TRECHO SELECIONADO:
Vicente Dattoli: ‘Deixem minha paixão desfilar’

Por Vicente Dattoli

caprichosos_vicenteA gente não escolhe por quem ou pelo que se apaixonar.

Tanto que existe o “amor à primeira vista”, aquele sentimento que arrebata, que envolve, faz o coração disparar, provoca risos e lágrimas.

Eu sou um apaixonado pela CAPRICHOSOS DE PILARES.

E não é de hoje, ou de quando a Escola fez sucesso em desfiles históricos.

Sou CAPRICHOSOS desde quando éramos a antepenúltima do último grupo.

Isso mesmo: nas avaliações de então, apenas duas escolas eram piores do que a CAPRICHOSOS.

Para mim, porém, Ela sempre foi Especial. E minha paixão por Ela só fez aumentar.

Posso dizer, com orgulho, que todas as quadras erguidas no local onde hoje Ela está, tiveram minha ajuda. Pequena, sim, mas ajudei.

Quando o Dr. Piragibe ergueu os primeiros muros, para poder jogar futebol de salão na quadra ele pedia à molecada para carregar tijolos – assim, economizava os custos do ajudante de pedreiro.
Carreguei muitos tijolos.

Mais tarde, quando a quadra começou a ser ampliada, também colaborei. E quando a cobertura foi erguida, mais uma vez deixei um pouco de meu suor por lá.

Daqui a 12 dias a CAPRICHOSOS irá completar 69 anos.

Tantas histórias, tanta alegria, tanta dor…

Talvez, porém, seja o mais triste dos nossos aniversários.

Parece que não iremos desfilar.

A justiça, cega, assim determina – por uma briga entre partes.

Como, porém, faz-se de tudo por uma paixão…

Peço, aqui, a Carlos Fernando e a Paulo de Almeida que busquem um entendimento e evitem que isso aconteça.

A Carlos Fernando, que conheci criança e chamava (como chamo até hoje) de Carlinhos, quero lembrar seu avô, Fernando Leandro – que, por acaso, foi quem conduziu Paulo de Almeida à CAPRICHOSOS.

Carlinhos, abra aquele portão de garagem que está na nossa quadra, primeiro presente que seu avô nos deu, há mais de 30 anos, e deixe Paulo de Almeida entrar e se entendam.

Busquem a Justiça para que se mude esta decisão e se indique alguém que possa nos representar ao menos para que possamos entrar na Avenida e desfilar – uma Avenida que não condiz com a nossa história (sem qualquer demérito às demais agremiações que lá se apresentam), mas é o que nos resta neste momento.

Carlinhos… Paulo de Almeida…

Em respeito a uma história de quase 69 anos, não deixem a CAPRICHOSOS de fora do desfile.

Mesmo que sejamos rebaixados, permitam que entremos na Avenida.

Com o coração sangrando, mas com nossa paixão, queremos levar a CAPRICHOSOS a mais um desfile.

Queremos respeitar a LIESB, a LIERJ e a LIESA (destas duas últimas somos fundadoras) e, principalmente, a população do Rio de Janeiro que, mais de uma vez, gritou “é campeã” em nossa passagem.

OS DADOS:

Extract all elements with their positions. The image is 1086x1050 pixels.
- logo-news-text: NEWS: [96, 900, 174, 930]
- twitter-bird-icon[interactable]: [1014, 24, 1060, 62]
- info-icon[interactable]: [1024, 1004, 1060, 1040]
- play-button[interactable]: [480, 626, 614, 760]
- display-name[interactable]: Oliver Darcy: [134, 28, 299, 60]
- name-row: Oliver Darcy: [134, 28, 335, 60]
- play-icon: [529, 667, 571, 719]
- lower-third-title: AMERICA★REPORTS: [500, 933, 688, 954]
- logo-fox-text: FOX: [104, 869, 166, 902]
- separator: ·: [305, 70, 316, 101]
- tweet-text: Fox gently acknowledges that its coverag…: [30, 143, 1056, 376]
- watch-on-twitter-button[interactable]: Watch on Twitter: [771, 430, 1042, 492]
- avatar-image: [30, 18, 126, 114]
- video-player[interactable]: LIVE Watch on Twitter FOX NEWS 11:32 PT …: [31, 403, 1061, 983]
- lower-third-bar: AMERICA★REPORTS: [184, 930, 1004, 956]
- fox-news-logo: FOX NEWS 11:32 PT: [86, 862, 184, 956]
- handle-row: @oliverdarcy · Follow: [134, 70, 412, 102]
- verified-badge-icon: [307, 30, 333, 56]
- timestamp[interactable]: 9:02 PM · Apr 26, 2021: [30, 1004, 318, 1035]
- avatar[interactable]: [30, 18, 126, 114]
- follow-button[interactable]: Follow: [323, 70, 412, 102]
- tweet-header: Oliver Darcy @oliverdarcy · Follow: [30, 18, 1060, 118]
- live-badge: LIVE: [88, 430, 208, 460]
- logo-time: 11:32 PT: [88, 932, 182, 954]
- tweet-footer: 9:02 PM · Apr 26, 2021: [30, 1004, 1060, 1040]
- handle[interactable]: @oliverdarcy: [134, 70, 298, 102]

SUAS INSTRUÇÕES: Copie sem alterações o trecho do texto sobre a Caprichosos de Pilares começando em "Parece que não" e terminando em "que isso aconteça.".

RESPOSTA DO EXERCÍCIO:
Parece que não iremos desfilar.

A justiça, cega, assim determina – por uma briga entre partes.

Como, porém, faz-se de tudo por uma paixão…

Peço, aqui, a Carlos Fernando e a Paulo de Almeida que busquem um entendimento e evitem que isso aconteça.